Segment Start: Document section

Merck & Co’s – known as MSD outside the US and Canada – Keytruda (pembrolizumab) in combination with Astellas/Pfizer’s Padcev (enfortumab vedotin) has been recommended by the European Medicines Agency’s human medicines committee as a first-line treatment for advanced bladder cancer.
The Committee for Medicinal Products for Human Use (CHMP) has specifically recommended the anti-programmed death receptor-1 therapy/antibody-drug conjugate combination to treat unresectable or metastatic urothelial carcinoma (UC) in adults who are eligible for platinum-containing chemotherapy.
The decision was supported by positive results from the late-stage KEYNOTE-A39/EV-302 trial, in which the combination demonstrated statistically significant and clinically meaningful improvements in overall survival and progression-free survival compared to platinum-based chemotherapy.
More than 165,000 people are diagnosed with bladder cancer in the EU every year and UC accounts for the vast majority of cases.
“Treatment options available to patients with unresectable or metastatic UC are currently limited mainly to platinum-containing chemotherapy,” explained Ahsan Arozullah, senior vice president and head of oncology development at Astellas.
“The data underpinning the CHMP’s approval recommendation shows that this combination could change how clinicians manage first-line treatment of this disease,” Arozullah said.

Segment End: Document section
Segment Start: Data extracts

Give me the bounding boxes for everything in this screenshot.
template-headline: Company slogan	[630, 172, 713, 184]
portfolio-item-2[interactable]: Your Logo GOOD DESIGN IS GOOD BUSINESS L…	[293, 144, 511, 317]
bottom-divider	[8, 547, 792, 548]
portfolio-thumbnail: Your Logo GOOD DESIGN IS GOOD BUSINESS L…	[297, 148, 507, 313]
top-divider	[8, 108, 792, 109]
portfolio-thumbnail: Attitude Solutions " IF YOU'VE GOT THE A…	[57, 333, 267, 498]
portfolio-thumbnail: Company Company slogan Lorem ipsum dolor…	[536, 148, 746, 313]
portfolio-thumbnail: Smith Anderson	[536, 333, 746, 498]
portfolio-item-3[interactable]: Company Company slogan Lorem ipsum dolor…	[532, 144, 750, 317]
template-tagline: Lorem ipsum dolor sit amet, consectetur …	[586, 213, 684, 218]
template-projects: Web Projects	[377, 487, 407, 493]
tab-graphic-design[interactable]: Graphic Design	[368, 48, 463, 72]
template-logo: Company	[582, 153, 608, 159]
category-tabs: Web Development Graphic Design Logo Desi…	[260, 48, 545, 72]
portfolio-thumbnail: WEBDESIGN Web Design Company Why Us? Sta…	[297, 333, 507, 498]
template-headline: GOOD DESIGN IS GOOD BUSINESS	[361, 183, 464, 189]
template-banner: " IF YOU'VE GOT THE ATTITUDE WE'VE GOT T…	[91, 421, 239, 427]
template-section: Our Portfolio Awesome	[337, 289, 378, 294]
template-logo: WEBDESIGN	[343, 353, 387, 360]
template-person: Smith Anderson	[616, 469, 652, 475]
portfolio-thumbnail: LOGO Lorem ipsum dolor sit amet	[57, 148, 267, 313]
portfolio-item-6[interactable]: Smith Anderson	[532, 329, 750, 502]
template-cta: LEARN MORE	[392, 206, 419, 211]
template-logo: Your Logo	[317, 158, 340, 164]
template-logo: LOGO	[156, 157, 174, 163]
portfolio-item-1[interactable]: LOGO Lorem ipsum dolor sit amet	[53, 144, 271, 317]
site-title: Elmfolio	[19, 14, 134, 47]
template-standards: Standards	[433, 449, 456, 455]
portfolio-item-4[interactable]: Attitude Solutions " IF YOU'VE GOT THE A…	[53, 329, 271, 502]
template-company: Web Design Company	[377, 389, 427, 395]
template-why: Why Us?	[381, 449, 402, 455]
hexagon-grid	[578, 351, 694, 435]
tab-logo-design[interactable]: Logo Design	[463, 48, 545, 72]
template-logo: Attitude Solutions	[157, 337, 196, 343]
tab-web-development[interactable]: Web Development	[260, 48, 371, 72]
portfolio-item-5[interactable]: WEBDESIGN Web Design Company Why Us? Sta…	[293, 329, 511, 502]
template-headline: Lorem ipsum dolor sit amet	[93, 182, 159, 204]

Segment End: Data extracts

## Exercises to complete
1/ According to the bladder cancer article, which trial supported the CHMP recommendation?
2/ Extend the article on the Keytruda and Padcev bladder cancer recommendation, picking up right after its final sentence.

## Responses in order
1/ The late-stage KEYNOTE-A39/EV-302 trial.

2/
Keytruda is already approved in the EU as a monotherapy for locally advanced or metastatic UC in adults who have received prior platinum-containing chemotherapy and for adults who are not eligible for cisplatin-containing chemotherapy, while Padcev is indicated in the EU as a monotherapy for adults with locally advanced or metastatic UC who have previously received a platinum-containing chemotherapy and a programmed death receptor-1 or programmed death-ligand 1 inhibitor.
If approved, the Keytruda/Padcev combination will be the first and only alternative to platinum-containing chemotherapy for this patient population.
Eliav Barr, senior vice president and head of global clinical development, chief medical officer, Merck Research Laboratories, said the company “[looks] forward” to the European Commission’s decision on the combination, which is expected in the third quarter of 2024, and is “excited to be taking the first steps to provide a potential new first-line standard of care for the treatment of this disease in patients in the EU”.
The three companies are evaluating the combination in multiple stages of UC, including in two phase 3 clinical trials in muscle-invasive bladder cancer.